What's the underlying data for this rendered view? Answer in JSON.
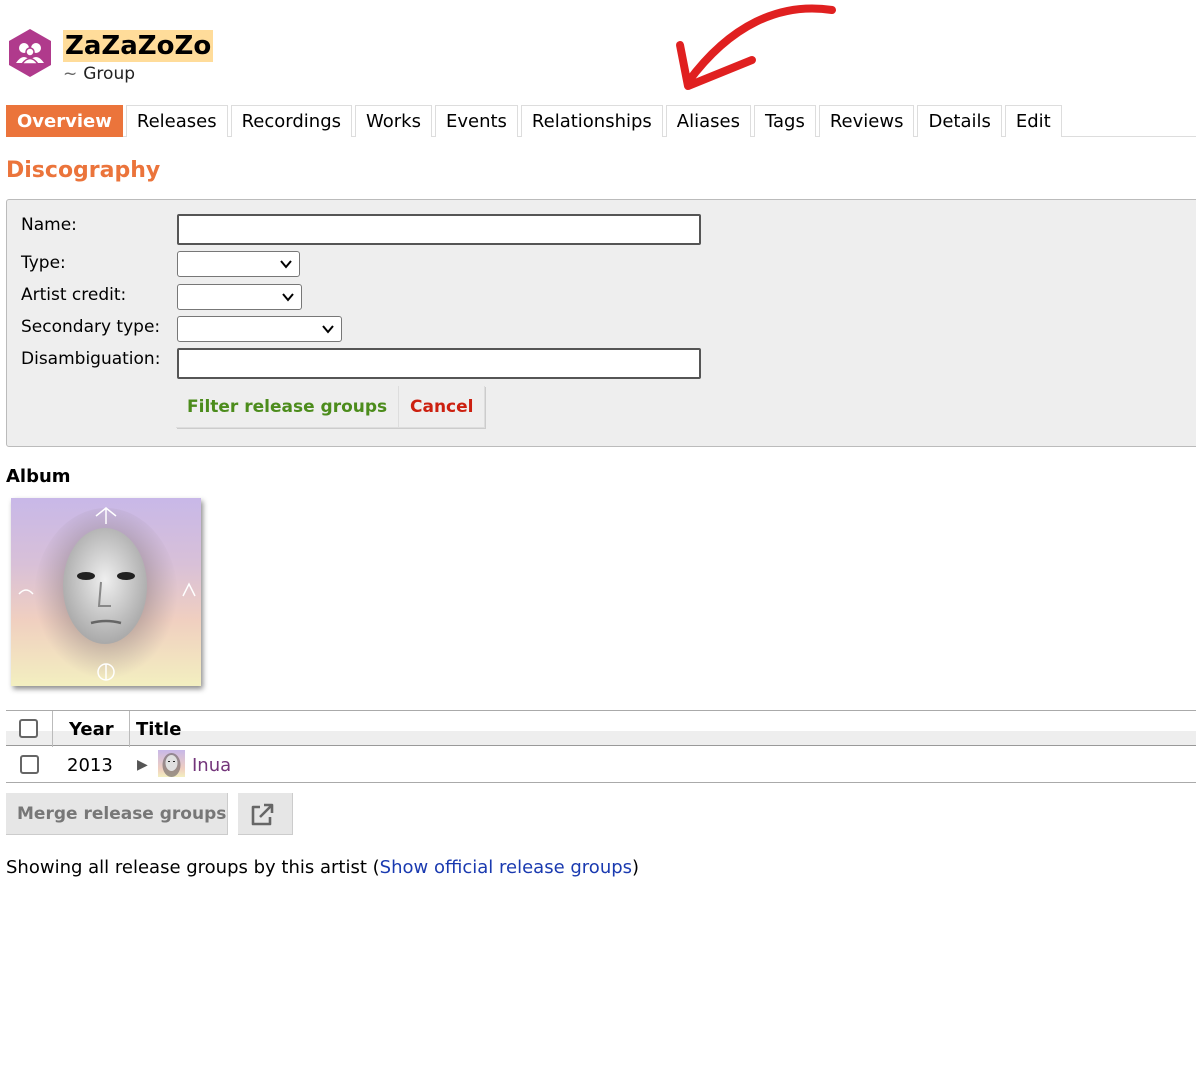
{
  "artist": {
    "name": "ZaZaZoZo",
    "type_prefix": "~",
    "type": "Group",
    "icon": "group-icon"
  },
  "tabs": [
    {
      "label": "Overview",
      "active": true
    },
    {
      "label": "Releases"
    },
    {
      "label": "Recordings"
    },
    {
      "label": "Works"
    },
    {
      "label": "Events"
    },
    {
      "label": "Relationships"
    },
    {
      "label": "Aliases"
    },
    {
      "label": "Tags"
    },
    {
      "label": "Reviews"
    },
    {
      "label": "Details"
    },
    {
      "label": "Edit"
    }
  ],
  "discography": {
    "heading": "Discography",
    "filter": {
      "name_label": "Name:",
      "name_value": "",
      "type_label": "Type:",
      "type_value": "",
      "artist_credit_label": "Artist credit:",
      "artist_credit_value": "",
      "secondary_type_label": "Secondary type:",
      "secondary_type_value": "",
      "disambiguation_label": "Disambiguation:",
      "disambiguation_value": "",
      "filter_button": "Filter release groups",
      "cancel_button": "Cancel"
    },
    "section_title": "Album",
    "table": {
      "columns": [
        "Year",
        "Title"
      ],
      "rows": [
        {
          "year": "2013",
          "title": "Inua"
        }
      ]
    },
    "merge_button": "Merge release groups",
    "external_icon": "external-link-icon",
    "footer_text": "Showing all release groups by this artist (",
    "footer_link": "Show official release groups",
    "footer_close": ")"
  },
  "colors": {
    "accent": "#eb743b",
    "highlight": "#ffdc9a",
    "filter_green": "#4c8c1c",
    "cancel_red": "#cc2010",
    "link_purple": "#73357a",
    "link_blue": "#1a3ab0",
    "annotation_red": "#e02020"
  }
}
##########
**Stated problem:** Leave out the pictures and copy everything else in the records word for word.

**Problem solution:**
What's the underlying data for this rendered view? Answer in JSON.
{
  "artist": {
    "name": "ZaZaZoZo",
    "type_prefix": "~",
    "type": "Group",
    "icon": "group-icon"
  },
  "tabs": [
    {
      "label": "Overview",
      "active": true
    },
    {
      "label": "Releases"
    },
    {
      "label": "Recordings"
    },
    {
      "label": "Works"
    },
    {
      "label": "Events"
    },
    {
      "label": "Relationships"
    },
    {
      "label": "Aliases"
    },
    {
      "label": "Tags"
    },
    {
      "label": "Reviews"
    },
    {
      "label": "Details"
    },
    {
      "label": "Edit"
    }
  ],
  "discography": {
    "heading": "Discography",
    "filter": {
      "name_label": "Name:",
      "name_value": "",
      "type_label": "Type:",
      "type_value": "",
      "artist_credit_label": "Artist credit:",
      "artist_credit_value": "",
      "secondary_type_label": "Secondary type:",
      "secondary_type_value": "",
      "disambiguation_label": "Disambiguation:",
      "disambiguation_value": "",
      "filter_button": "Filter release groups",
      "cancel_button": "Cancel"
    },
    "section_title": "Album",
    "table": {
      "columns": [
        "Year",
        "Title"
      ],
      "rows": [
        {
          "year": "2013",
          "title": "Inua"
        }
      ]
    },
    "merge_button": "Merge release groups",
    "external_icon": "external-link-icon",
    "footer_text": "Showing all release groups by this artist (",
    "footer_link": "Show official release groups",
    "footer_close": ")"
  },
  "colors": {
    "accent": "#eb743b",
    "highlight": "#ffdc9a",
    "filter_green": "#4c8c1c",
    "cancel_red": "#cc2010",
    "link_purple": "#73357a",
    "link_blue": "#1a3ab0",
    "annotation_red": "#e02020"
  }
}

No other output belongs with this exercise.